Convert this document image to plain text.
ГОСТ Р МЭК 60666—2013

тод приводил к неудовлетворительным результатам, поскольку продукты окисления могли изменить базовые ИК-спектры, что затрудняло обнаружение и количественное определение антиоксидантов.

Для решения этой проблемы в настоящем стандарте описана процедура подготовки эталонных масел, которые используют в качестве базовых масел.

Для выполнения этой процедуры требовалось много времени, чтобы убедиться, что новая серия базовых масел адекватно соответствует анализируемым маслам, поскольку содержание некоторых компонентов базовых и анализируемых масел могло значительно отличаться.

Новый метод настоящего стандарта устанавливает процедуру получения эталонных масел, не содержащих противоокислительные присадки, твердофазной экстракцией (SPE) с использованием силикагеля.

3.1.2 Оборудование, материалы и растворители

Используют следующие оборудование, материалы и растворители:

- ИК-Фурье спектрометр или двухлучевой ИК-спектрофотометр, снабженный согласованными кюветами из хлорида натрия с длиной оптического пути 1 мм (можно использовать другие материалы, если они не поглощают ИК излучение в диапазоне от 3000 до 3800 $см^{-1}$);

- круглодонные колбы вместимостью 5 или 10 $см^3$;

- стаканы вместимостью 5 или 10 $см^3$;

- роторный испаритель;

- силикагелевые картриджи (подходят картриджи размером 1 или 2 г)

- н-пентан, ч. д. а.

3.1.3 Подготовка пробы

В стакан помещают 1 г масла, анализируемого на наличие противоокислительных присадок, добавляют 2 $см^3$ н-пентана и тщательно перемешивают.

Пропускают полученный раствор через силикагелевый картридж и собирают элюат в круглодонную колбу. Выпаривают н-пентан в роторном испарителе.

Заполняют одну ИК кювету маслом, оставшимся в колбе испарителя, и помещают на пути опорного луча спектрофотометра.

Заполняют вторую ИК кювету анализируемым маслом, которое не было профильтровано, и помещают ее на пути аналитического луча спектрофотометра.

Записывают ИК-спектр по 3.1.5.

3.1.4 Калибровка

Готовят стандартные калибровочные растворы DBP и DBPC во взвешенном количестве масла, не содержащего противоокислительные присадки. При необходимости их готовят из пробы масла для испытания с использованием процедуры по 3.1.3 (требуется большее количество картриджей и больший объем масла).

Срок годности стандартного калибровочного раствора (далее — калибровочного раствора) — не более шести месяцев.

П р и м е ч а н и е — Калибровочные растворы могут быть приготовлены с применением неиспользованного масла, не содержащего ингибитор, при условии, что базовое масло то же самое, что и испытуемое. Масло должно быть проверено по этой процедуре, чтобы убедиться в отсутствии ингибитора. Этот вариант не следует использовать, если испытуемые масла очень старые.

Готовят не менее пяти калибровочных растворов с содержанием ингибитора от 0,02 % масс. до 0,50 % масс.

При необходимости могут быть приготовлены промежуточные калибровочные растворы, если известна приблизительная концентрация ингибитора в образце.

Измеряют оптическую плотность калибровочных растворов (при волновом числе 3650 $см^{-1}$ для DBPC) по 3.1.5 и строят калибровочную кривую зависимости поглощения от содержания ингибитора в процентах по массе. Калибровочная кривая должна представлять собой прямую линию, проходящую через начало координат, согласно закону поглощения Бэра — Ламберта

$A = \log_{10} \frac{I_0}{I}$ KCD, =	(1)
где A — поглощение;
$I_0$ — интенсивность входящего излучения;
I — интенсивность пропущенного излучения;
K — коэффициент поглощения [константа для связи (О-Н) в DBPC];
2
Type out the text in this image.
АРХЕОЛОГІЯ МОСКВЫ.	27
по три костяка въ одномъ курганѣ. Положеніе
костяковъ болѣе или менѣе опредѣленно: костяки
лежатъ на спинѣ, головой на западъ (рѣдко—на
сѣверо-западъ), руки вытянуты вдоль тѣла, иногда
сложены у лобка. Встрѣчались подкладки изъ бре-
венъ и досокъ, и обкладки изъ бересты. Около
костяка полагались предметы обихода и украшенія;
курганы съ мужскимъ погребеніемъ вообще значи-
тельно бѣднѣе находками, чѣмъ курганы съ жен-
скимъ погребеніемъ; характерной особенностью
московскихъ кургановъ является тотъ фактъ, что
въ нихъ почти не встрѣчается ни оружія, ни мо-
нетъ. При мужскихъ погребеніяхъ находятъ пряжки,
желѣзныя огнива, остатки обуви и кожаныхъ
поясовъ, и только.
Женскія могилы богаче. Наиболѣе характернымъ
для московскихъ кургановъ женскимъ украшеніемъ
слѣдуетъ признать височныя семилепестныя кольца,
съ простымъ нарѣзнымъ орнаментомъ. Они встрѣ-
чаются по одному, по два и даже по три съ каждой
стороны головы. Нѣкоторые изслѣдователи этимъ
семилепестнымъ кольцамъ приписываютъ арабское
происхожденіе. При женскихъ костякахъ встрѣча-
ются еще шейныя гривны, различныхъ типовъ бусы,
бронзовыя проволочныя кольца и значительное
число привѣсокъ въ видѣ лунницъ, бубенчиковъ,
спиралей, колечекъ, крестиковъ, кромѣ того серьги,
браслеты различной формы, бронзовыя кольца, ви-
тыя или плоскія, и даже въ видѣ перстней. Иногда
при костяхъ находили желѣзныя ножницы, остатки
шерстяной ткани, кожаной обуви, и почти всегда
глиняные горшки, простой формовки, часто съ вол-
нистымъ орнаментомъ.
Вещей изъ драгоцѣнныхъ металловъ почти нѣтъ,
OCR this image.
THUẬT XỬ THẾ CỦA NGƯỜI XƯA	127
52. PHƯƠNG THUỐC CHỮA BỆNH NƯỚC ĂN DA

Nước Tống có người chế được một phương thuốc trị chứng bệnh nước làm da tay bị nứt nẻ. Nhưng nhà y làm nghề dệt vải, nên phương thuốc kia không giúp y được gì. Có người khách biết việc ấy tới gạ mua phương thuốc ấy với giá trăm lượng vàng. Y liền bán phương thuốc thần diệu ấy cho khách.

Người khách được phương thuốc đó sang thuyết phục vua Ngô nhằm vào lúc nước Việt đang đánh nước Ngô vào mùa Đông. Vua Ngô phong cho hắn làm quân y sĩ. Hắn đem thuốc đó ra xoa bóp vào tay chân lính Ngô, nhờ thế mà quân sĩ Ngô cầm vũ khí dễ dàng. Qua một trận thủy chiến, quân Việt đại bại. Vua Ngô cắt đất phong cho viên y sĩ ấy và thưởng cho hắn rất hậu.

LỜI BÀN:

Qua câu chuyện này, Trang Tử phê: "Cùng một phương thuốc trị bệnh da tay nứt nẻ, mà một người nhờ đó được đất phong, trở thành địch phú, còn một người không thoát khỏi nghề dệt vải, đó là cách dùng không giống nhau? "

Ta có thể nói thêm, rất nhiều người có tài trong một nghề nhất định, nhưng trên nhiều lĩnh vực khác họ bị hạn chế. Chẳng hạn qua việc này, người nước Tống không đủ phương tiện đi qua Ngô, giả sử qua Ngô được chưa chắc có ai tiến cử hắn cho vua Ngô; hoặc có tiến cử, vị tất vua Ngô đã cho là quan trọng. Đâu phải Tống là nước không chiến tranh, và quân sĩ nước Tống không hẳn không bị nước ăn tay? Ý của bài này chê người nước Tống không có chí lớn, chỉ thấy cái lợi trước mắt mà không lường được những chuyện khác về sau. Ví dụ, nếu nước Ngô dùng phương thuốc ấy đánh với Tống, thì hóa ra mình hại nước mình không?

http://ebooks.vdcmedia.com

******************************

DIRECTIONS FOR THIS TASK ▸ Write out every line from the records above, word for word.

EXERCISE RESPONSE ▸
Convert this document image to plain text.
ГОСТ Р МЭК 60666—2013

тод приводил к неудовлетворительным результатам, поскольку продукты окисления могли изменить базовые ИК-спектры, что затрудняло обнаружение и количественное определение антиоксидантов.

Для решения этой проблемы в настоящем стандарте описана процедура подготовки эталонных масел, которые используют в качестве базовых масел.

Для выполнения этой процедуры требовалось много времени, чтобы убедиться, что новая серия базовых масел адекватно соответствует анализируемым маслам, поскольку содержание некоторых компонентов базовых и анализируемых масел могло значительно отличаться.

Новый метод настоящего стандарта устанавливает процедуру получения эталонных масел, не содержащих противоокислительные присадки, твердофазной экстракцией (SPE) с использованием силикагеля.

3.1.2 Оборудование, материалы и растворители

Используют следующие оборудование, материалы и растворители:

- ИК-Фурье спектрометр или двухлучевой ИК-спектрофотометр, снабженный согласованными кюветами из хлорида натрия с длиной оптического пути 1 мм (можно использовать другие материалы, если они не поглощают ИК излучение в диапазоне от 3000 до 3800 $см^{-1}$);

- круглодонные колбы вместимостью 5 или 10 $см^3$;

- стаканы вместимостью 5 или 10 $см^3$;

- роторный испаритель;

- силикагелевые картриджи (подходят картриджи размером 1 или 2 г)

- н-пентан, ч. д. а.

3.1.3 Подготовка пробы

В стакан помещают 1 г масла, анализируемого на наличие противоокислительных присадок, добавляют 2 $см^3$ н-пентана и тщательно перемешивают.

Пропускают полученный раствор через силикагелевый картридж и собирают элюат в круглодонную колбу. Выпаривают н-пентан в роторном испарителе.

Заполняют одну ИК кювету маслом, оставшимся в колбе испарителя, и помещают на пути опорного луча спектрофотометра.

Заполняют вторую ИК кювету анализируемым маслом, которое не было профильтровано, и помещают ее на пути аналитического луча спектрофотометра.

Записывают ИК-спектр по 3.1.5.

3.1.4 Калибровка

Готовят стандартные калибровочные растворы DBP и DBPC во взвешенном количестве масла, не содержащего противоокислительные присадки. При необходимости их готовят из пробы масла для испытания с использованием процедуры по 3.1.3 (требуется большее количество картриджей и больший объем масла).

Срок годности стандартного калибровочного раствора (далее — калибровочного раствора) — не более шести месяцев.

П р и м е ч а н и е — Калибровочные растворы могут быть приготовлены с применением неиспользованного масла, не содержащего ингибитор, при условии, что базовое масло то же самое, что и испытуемое. Масло должно быть проверено по этой процедуре, чтобы убедиться в отсутствии ингибитора. Этот вариант не следует использовать, если испытуемые масла очень старые.

Готовят не менее пяти калибровочных растворов с содержанием ингибитора от 0,02 % масс. до 0,50 % масс.

При необходимости могут быть приготовлены промежуточные калибровочные растворы, если известна приблизительная концентрация ингибитора в образце.

Измеряют оптическую плотность калибровочных растворов (при волновом числе 3650 $см^{-1}$ для DBPC) по 3.1.5 и строят калибровочную кривую зависимости поглощения от содержания ингибитора в процентах по массе. Калибровочная кривая должна представлять собой прямую линию, проходящую через начало координат, согласно закону поглощения Бэра — Ламберта

$A = \log_{10} \frac{I_0}{I}$ KCD, =	(1)
где A — поглощение;
$I_0$ — интенсивность входящего излучения;
I — интенсивность пропущенного излучения;
K — коэффициент поглощения [константа для связи (О-Н) в DBPC];
2
Type out the text in this image.
АРХЕОЛОГІЯ МОСКВЫ.	27
по три костяка въ одномъ курганѣ. Положеніе
костяковъ болѣе или менѣе опредѣленно: костяки
лежатъ на спинѣ, головой на западъ (рѣдко—на
сѣверо-западъ), руки вытянуты вдоль тѣла, иногда
сложены у лобка. Встрѣчались подкладки изъ бре-
венъ и досокъ, и обкладки изъ бересты. Около
костяка полагались предметы обихода и украшенія;
курганы съ мужскимъ погребеніемъ вообще значи-
тельно бѣднѣе находками, чѣмъ курганы съ жен-
скимъ погребеніемъ; характерной особенностью
московскихъ кургановъ является тотъ фактъ, что
въ нихъ почти не встрѣчается ни оружія, ни мо-
нетъ. При мужскихъ погребеніяхъ находятъ пряжки,
желѣзныя огнива, остатки обуви и кожаныхъ
поясовъ, и только.
Женскія могилы богаче. Наиболѣе характернымъ
для московскихъ кургановъ женскимъ украшеніемъ
слѣдуетъ признать височныя семилепестныя кольца,
съ простымъ нарѣзнымъ орнаментомъ. Они встрѣ-
чаются по одному, по два и даже по три съ каждой
стороны головы. Нѣкоторые изслѣдователи этимъ
семилепестнымъ кольцамъ приписываютъ арабское
происхожденіе. При женскихъ костякахъ встрѣча-
ются еще шейныя гривны, различныхъ типовъ бусы,
бронзовыя проволочныя кольца и значительное
число привѣсокъ въ видѣ лунницъ, бубенчиковъ,
спиралей, колечекъ, крестиковъ, кромѣ того серьги,
браслеты различной формы, бронзовыя кольца, ви-
тыя или плоскія, и даже въ видѣ перстней. Иногда
при костяхъ находили желѣзныя ножницы, остатки
шерстяной ткани, кожаной обуви, и почти всегда
глиняные горшки, простой формовки, часто съ вол-
нистымъ орнаментомъ.
Вещей изъ драгоцѣнныхъ металловъ почти нѣтъ,
OCR this image.
THUẬT XỬ THẾ CỦA NGƯỜI XƯA	127
52. PHƯƠNG THUỐC CHỮA BỆNH NƯỚC ĂN DA

Nước Tống có người chế được một phương thuốc trị chứng bệnh nước làm da tay bị nứt nẻ. Nhưng nhà y làm nghề dệt vải, nên phương thuốc kia không giúp y được gì. Có người khách biết việc ấy tới gạ mua phương thuốc ấy với giá trăm lượng vàng. Y liền bán phương thuốc thần diệu ấy cho khách.

Người khách được phương thuốc đó sang thuyết phục vua Ngô nhằm vào lúc nước Việt đang đánh nước Ngô vào mùa Đông. Vua Ngô phong cho hắn làm quân y sĩ. Hắn đem thuốc đó ra xoa bóp vào tay chân lính Ngô, nhờ thế mà quân sĩ Ngô cầm vũ khí dễ dàng. Qua một trận thủy chiến, quân Việt đại bại. Vua Ngô cắt đất phong cho viên y sĩ ấy và thưởng cho hắn rất hậu.

LỜI BÀN:

Qua câu chuyện này, Trang Tử phê: "Cùng một phương thuốc trị bệnh da tay nứt nẻ, mà một người nhờ đó được đất phong, trở thành địch phú, còn một người không thoát khỏi nghề dệt vải, đó là cách dùng không giống nhau? "

Ta có thể nói thêm, rất nhiều người có tài trong một nghề nhất định, nhưng trên nhiều lĩnh vực khác họ bị hạn chế. Chẳng hạn qua việc này, người nước Tống không đủ phương tiện đi qua Ngô, giả sử qua Ngô được chưa chắc có ai tiến cử hắn cho vua Ngô; hoặc có tiến cử, vị tất vua Ngô đã cho là quan trọng. Đâu phải Tống là nước không chiến tranh, và quân sĩ nước Tống không hẳn không bị nước ăn tay? Ý của bài này chê người nước Tống không có chí lớn, chỉ thấy cái lợi trước mắt mà không lường được những chuyện khác về sau. Ví dụ, nếu nước Ngô dùng phương thuốc ấy đánh với Tống, thì hóa ra mình hại nước mình không?

http://ebooks.vdcmedia.com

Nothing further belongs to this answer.